## [Brief]
Output the material beneath exactly, leaving nothing out.

## [Supplied information]
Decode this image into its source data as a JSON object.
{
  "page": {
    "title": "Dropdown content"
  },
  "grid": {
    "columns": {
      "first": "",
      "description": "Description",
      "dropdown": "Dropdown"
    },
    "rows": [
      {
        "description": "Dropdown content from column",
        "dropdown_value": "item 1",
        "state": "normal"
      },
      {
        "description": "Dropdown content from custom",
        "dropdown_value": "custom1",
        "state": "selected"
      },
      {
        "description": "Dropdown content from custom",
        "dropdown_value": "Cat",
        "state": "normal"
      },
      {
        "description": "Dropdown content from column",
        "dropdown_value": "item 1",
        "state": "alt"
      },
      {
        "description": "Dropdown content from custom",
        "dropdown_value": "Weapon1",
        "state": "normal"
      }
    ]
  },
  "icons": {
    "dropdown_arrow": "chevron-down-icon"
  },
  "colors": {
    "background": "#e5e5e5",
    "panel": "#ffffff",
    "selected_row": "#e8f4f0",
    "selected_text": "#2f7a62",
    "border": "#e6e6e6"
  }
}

## [Worked answer]
Decode this image into its source data as a JSON object.
{
  "page": {
    "title": "Dropdown content"
  },
  "grid": {
    "columns": {
      "first": "",
      "description": "Description",
      "dropdown": "Dropdown"
    },
    "rows": [
      {
        "description": "Dropdown content from column",
        "dropdown_value": "item 1",
        "state": "normal"
      },
      {
        "description": "Dropdown content from custom",
        "dropdown_value": "custom1",
        "state": "selected"
      },
      {
        "description": "Dropdown content from custom",
        "dropdown_value": "Cat",
        "state": "normal"
      },
      {
        "description": "Dropdown content from column",
        "dropdown_value": "item 1",
        "state": "alt"
      },
      {
        "description": "Dropdown content from custom",
        "dropdown_value": "Weapon1",
        "state": "normal"
      }
    ]
  },
  "icons": {
    "dropdown_arrow": "chevron-down-icon"
  },
  "colors": {
    "background": "#e5e5e5",
    "panel": "#ffffff",
    "selected_row": "#e8f4f0",
    "selected_text": "#2f7a62",
    "border": "#e6e6e6"
  }
}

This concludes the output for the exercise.